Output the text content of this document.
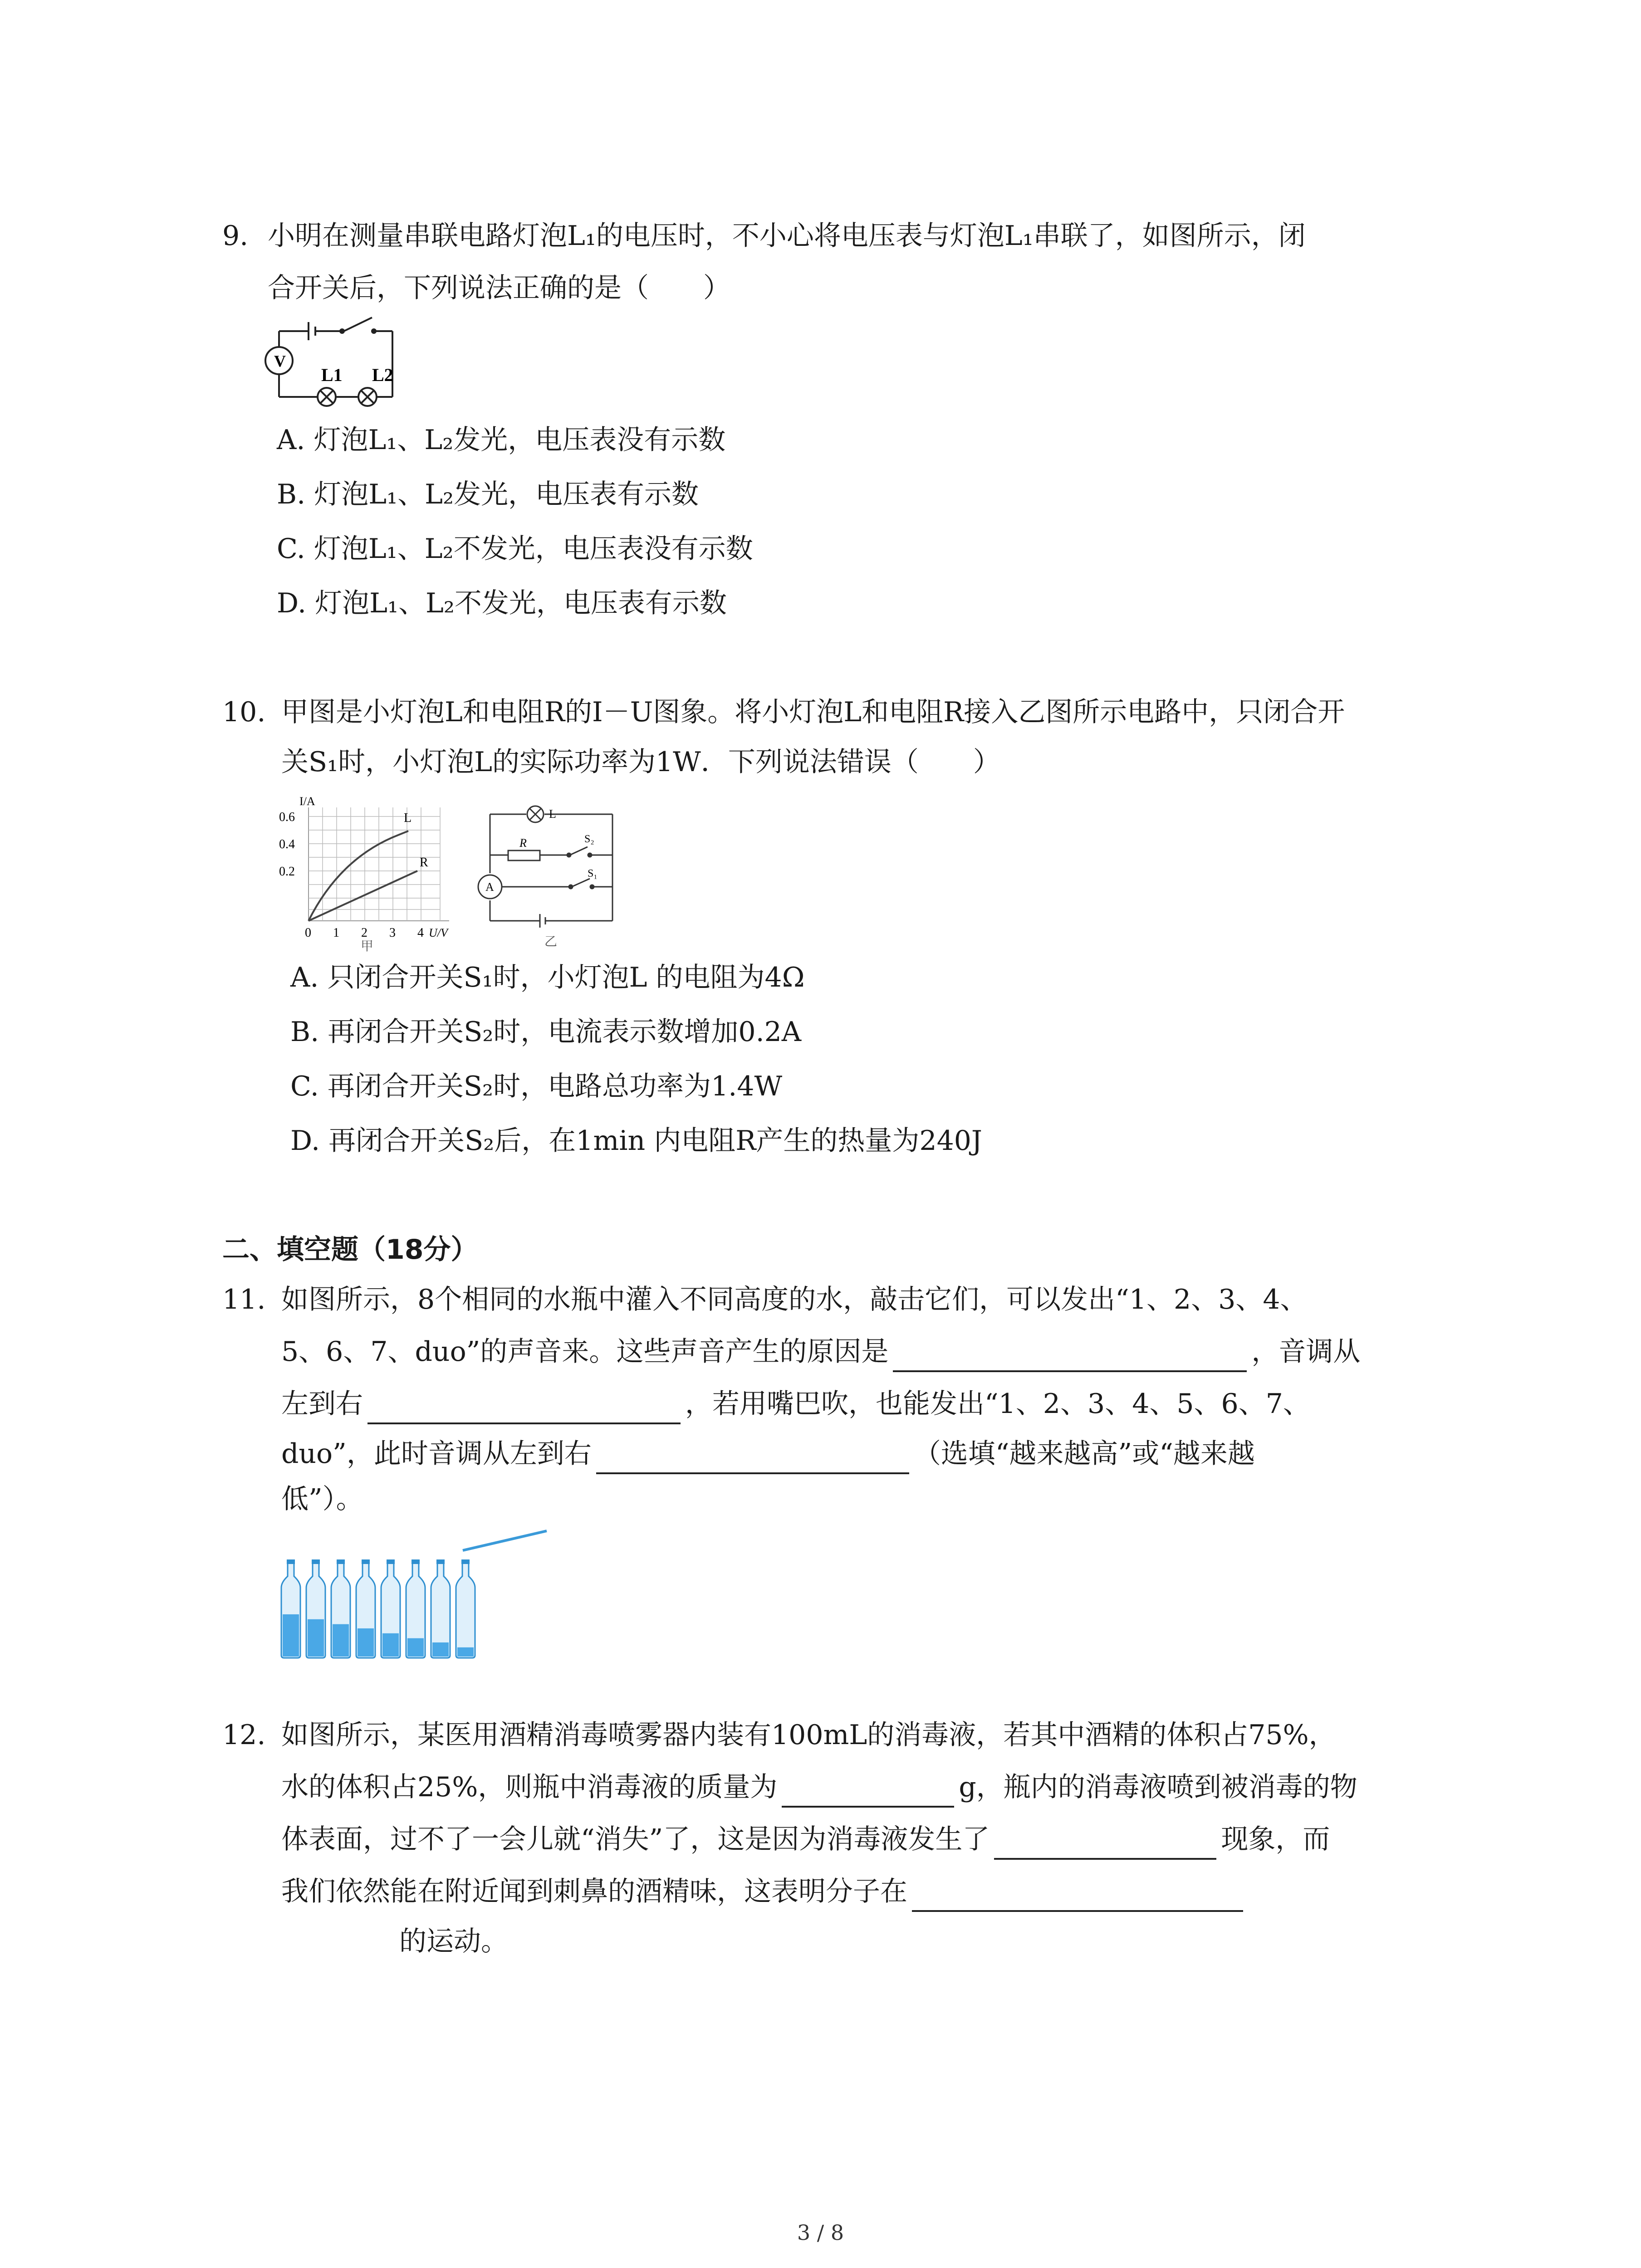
9. 小明在测量串联电路灯泡L₁的电压时，不小心将电压表与灯泡L₁串联了，如图所示，闭
合开关后，下列说法正确的是（　　）
V
L1 L2
A. 灯泡L₁、L₂发光，电压表没有示数
B. 灯泡L₁、L₂发光，电压表有示数
C. 灯泡L₁、L₂不发光，电压表没有示数
D. 灯泡L₁、L₂不发光，电压表有示数
10. 甲图是小灯泡L和电阻R的I－U图象。将小灯泡L和电阻R接入乙图所示电路中，只闭合开
关S₁时，小灯泡L的实际功率为1W．下列说法错误（　　）
I/A
0.6
0.4
0.2
0 1 2 3 4 U/V
L
R
甲
L
R	S₂
S₁
A
乙
A. 只闭合开关S₁时，小灯泡L 的电阻为4Ω
B. 再闭合开关S₂时，电流表示数增加0.2A
C. 再闭合开关S₂时，电路总功率为1.4W
D. 再闭合开关S₂后，在1min 内电阻R产生的热量为240J
二、填空题（18分）
11. 如图所示，8个相同的水瓶中灌入不同高度的水，敲击它们，可以发出“1、2、3、4、
5、6、7、duo”的声音来。这些声音产生的原因是	，音调从
左到右	，若用嘴巴吹，也能发出“1、2、3、4、5、6、7、
duo”，此时音调从左到右	（选填“越来越高”或“越来越
低”）。
12. 如图所示，某医用酒精消毒喷雾器内装有100mL的消毒液，若其中酒精的体积占75%，
水的体积占25%，则瓶中消毒液的质量为	g，瓶内的消毒液喷到被消毒的物
体表面，过不了一会儿就“消失”了，这是因为消毒液发生了	现象，而
我们依然能在附近闻到刺鼻的酒精味，这表明分子在
的运动。
3 / 8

= WHAT TO DO =
Make a word-for-word copy of the entries, without any pictures.

= TASK OUTPUT =
Output the text content of this document.
9. 小明在测量串联电路灯泡L₁的电压时，不小心将电压表与灯泡L₁串联了，如图所示，闭
合开关后，下列说法正确的是（　　）
V
L1 L2
A. 灯泡L₁、L₂发光，电压表没有示数
B. 灯泡L₁、L₂发光，电压表有示数
C. 灯泡L₁、L₂不发光，电压表没有示数
D. 灯泡L₁、L₂不发光，电压表有示数
10. 甲图是小灯泡L和电阻R的I－U图象。将小灯泡L和电阻R接入乙图所示电路中，只闭合开
关S₁时，小灯泡L的实际功率为1W．下列说法错误（　　）
I/A
0.6
0.4
0.2
0 1 2 3 4 U/V
L
R
甲
L
R	S₂
S₁
A
乙
A. 只闭合开关S₁时，小灯泡L 的电阻为4Ω
B. 再闭合开关S₂时，电流表示数增加0.2A
C. 再闭合开关S₂时，电路总功率为1.4W
D. 再闭合开关S₂后，在1min 内电阻R产生的热量为240J
二、填空题（18分）
11. 如图所示，8个相同的水瓶中灌入不同高度的水，敲击它们，可以发出“1、2、3、4、
5、6、7、duo”的声音来。这些声音产生的原因是	，音调从
左到右	，若用嘴巴吹，也能发出“1、2、3、4、5、6、7、
duo”，此时音调从左到右	（选填“越来越高”或“越来越
低”）。
12. 如图所示，某医用酒精消毒喷雾器内装有100mL的消毒液，若其中酒精的体积占75%，
水的体积占25%，则瓶中消毒液的质量为	g，瓶内的消毒液喷到被消毒的物
体表面，过不了一会儿就“消失”了，这是因为消毒液发生了	现象，而
我们依然能在附近闻到刺鼻的酒精味，这表明分子在
的运动。
3 / 8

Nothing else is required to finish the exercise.